• THE RECORDS:

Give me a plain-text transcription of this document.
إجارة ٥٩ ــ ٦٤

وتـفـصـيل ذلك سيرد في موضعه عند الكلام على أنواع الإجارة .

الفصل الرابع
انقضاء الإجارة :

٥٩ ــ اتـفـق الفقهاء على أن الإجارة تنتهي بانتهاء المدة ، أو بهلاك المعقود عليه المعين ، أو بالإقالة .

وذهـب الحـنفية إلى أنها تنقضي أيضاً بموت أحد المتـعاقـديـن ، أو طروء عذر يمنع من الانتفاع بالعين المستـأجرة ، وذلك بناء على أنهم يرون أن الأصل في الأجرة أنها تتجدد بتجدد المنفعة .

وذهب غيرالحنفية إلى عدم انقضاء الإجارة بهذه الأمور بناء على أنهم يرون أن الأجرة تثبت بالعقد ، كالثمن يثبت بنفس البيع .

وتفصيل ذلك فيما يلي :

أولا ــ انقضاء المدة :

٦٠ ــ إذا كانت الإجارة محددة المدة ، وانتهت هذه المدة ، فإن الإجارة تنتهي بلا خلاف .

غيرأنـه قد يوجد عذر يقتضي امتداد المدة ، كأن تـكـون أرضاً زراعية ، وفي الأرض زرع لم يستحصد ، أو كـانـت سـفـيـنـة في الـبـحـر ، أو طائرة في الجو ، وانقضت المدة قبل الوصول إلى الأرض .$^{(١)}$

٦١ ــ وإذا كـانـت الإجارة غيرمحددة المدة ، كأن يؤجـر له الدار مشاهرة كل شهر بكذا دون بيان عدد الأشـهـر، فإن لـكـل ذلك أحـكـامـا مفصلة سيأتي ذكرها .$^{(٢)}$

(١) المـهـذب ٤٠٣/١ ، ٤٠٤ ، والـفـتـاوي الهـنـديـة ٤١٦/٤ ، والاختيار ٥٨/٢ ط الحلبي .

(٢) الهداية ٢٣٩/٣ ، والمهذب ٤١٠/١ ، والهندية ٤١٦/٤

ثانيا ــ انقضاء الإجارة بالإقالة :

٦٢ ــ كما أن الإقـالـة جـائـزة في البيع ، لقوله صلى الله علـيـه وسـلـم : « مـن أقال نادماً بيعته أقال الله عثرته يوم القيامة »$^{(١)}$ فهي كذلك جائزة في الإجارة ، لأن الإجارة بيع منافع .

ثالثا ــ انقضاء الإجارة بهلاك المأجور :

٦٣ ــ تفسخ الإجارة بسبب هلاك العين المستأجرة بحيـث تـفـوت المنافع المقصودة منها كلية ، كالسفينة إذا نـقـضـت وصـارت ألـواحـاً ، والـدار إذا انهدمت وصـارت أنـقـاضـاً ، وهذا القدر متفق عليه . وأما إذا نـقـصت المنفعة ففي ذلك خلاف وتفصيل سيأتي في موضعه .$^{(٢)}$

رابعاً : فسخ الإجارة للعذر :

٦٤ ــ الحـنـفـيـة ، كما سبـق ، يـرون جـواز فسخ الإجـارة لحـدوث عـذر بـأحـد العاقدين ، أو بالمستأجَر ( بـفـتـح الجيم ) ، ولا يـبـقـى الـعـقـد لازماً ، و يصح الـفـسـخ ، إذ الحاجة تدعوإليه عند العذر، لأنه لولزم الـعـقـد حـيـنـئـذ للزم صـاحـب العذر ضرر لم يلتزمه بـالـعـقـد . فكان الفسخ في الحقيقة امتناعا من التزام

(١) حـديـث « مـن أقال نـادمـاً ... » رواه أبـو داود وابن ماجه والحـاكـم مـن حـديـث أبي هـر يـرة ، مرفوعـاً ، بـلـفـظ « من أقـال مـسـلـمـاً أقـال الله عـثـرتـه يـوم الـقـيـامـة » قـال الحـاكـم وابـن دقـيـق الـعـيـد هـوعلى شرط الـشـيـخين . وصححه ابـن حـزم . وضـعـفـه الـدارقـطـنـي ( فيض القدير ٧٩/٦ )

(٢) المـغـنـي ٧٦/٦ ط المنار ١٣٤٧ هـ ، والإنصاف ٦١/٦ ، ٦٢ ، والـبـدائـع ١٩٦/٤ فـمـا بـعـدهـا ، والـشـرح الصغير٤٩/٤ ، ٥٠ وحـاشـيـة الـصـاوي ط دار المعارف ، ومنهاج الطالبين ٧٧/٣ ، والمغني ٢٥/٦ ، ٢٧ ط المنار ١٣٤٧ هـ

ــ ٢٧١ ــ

• PROBLEM REQUIREMENTS:
Write out every entry exactly as given.

• FULL RESPONSE:
Give me a plain-text transcription of this document.
إجارة ٥٩ ــ ٦٤

وتـفـصـيل ذلك سيرد في موضعه عند الكلام على أنواع الإجارة .

الفصل الرابع
انقضاء الإجارة :

٥٩ ــ اتـفـق الفقهاء على أن الإجارة تنتهي بانتهاء المدة ، أو بهلاك المعقود عليه المعين ، أو بالإقالة .

وذهـب الحـنفية إلى أنها تنقضي أيضاً بموت أحد المتـعاقـديـن ، أو طروء عذر يمنع من الانتفاع بالعين المستـأجرة ، وذلك بناء على أنهم يرون أن الأصل في الأجرة أنها تتجدد بتجدد المنفعة .

وذهب غيرالحنفية إلى عدم انقضاء الإجارة بهذه الأمور بناء على أنهم يرون أن الأجرة تثبت بالعقد ، كالثمن يثبت بنفس البيع .

وتفصيل ذلك فيما يلي :

أولا ــ انقضاء المدة :

٦٠ ــ إذا كانت الإجارة محددة المدة ، وانتهت هذه المدة ، فإن الإجارة تنتهي بلا خلاف .

غيرأنـه قد يوجد عذر يقتضي امتداد المدة ، كأن تـكـون أرضاً زراعية ، وفي الأرض زرع لم يستحصد ، أو كـانـت سـفـيـنـة في الـبـحـر ، أو طائرة في الجو ، وانقضت المدة قبل الوصول إلى الأرض .$^{(١)}$

٦١ ــ وإذا كـانـت الإجارة غيرمحددة المدة ، كأن يؤجـر له الدار مشاهرة كل شهر بكذا دون بيان عدد الأشـهـر، فإن لـكـل ذلك أحـكـامـا مفصلة سيأتي ذكرها .$^{(٢)}$

(١) المـهـذب ٤٠٣/١ ، ٤٠٤ ، والـفـتـاوي الهـنـديـة ٤١٦/٤ ، والاختيار ٥٨/٢ ط الحلبي .

(٢) الهداية ٢٣٩/٣ ، والمهذب ٤١٠/١ ، والهندية ٤١٦/٤

ثانيا ــ انقضاء الإجارة بالإقالة :

٦٢ ــ كما أن الإقـالـة جـائـزة في البيع ، لقوله صلى الله علـيـه وسـلـم : « مـن أقال نادماً بيعته أقال الله عثرته يوم القيامة »$^{(١)}$ فهي كذلك جائزة في الإجارة ، لأن الإجارة بيع منافع .

ثالثا ــ انقضاء الإجارة بهلاك المأجور :

٦٣ ــ تفسخ الإجارة بسبب هلاك العين المستأجرة بحيـث تـفـوت المنافع المقصودة منها كلية ، كالسفينة إذا نـقـضـت وصـارت ألـواحـاً ، والـدار إذا انهدمت وصـارت أنـقـاضـاً ، وهذا القدر متفق عليه . وأما إذا نـقـصت المنفعة ففي ذلك خلاف وتفصيل سيأتي في موضعه .$^{(٢)}$

رابعاً : فسخ الإجارة للعذر :

٦٤ ــ الحـنـفـيـة ، كما سبـق ، يـرون جـواز فسخ الإجـارة لحـدوث عـذر بـأحـد العاقدين ، أو بالمستأجَر ( بـفـتـح الجيم ) ، ولا يـبـقـى الـعـقـد لازماً ، و يصح الـفـسـخ ، إذ الحاجة تدعوإليه عند العذر، لأنه لولزم الـعـقـد حـيـنـئـذ للزم صـاحـب العذر ضرر لم يلتزمه بـالـعـقـد . فكان الفسخ في الحقيقة امتناعا من التزام

(١) حـديـث « مـن أقال نـادمـاً ... » رواه أبـو داود وابن ماجه والحـاكـم مـن حـديـث أبي هـر يـرة ، مرفوعـاً ، بـلـفـظ « من أقـال مـسـلـمـاً أقـال الله عـثـرتـه يـوم الـقـيـامـة » قـال الحـاكـم وابـن دقـيـق الـعـيـد هـوعلى شرط الـشـيـخين . وصححه ابـن حـزم . وضـعـفـه الـدارقـطـنـي ( فيض القدير ٧٩/٦ )

(٢) المـغـنـي ٧٦/٦ ط المنار ١٣٤٧ هـ ، والإنصاف ٦١/٦ ، ٦٢ ، والـبـدائـع ١٩٦/٤ فـمـا بـعـدهـا ، والـشـرح الصغير٤٩/٤ ، ٥٠ وحـاشـيـة الـصـاوي ط دار المعارف ، ومنهاج الطالبين ٧٧/٣ ، والمغني ٢٥/٦ ، ٢٧ ط المنار ١٣٤٧ هـ

ــ ٢٧١ ــ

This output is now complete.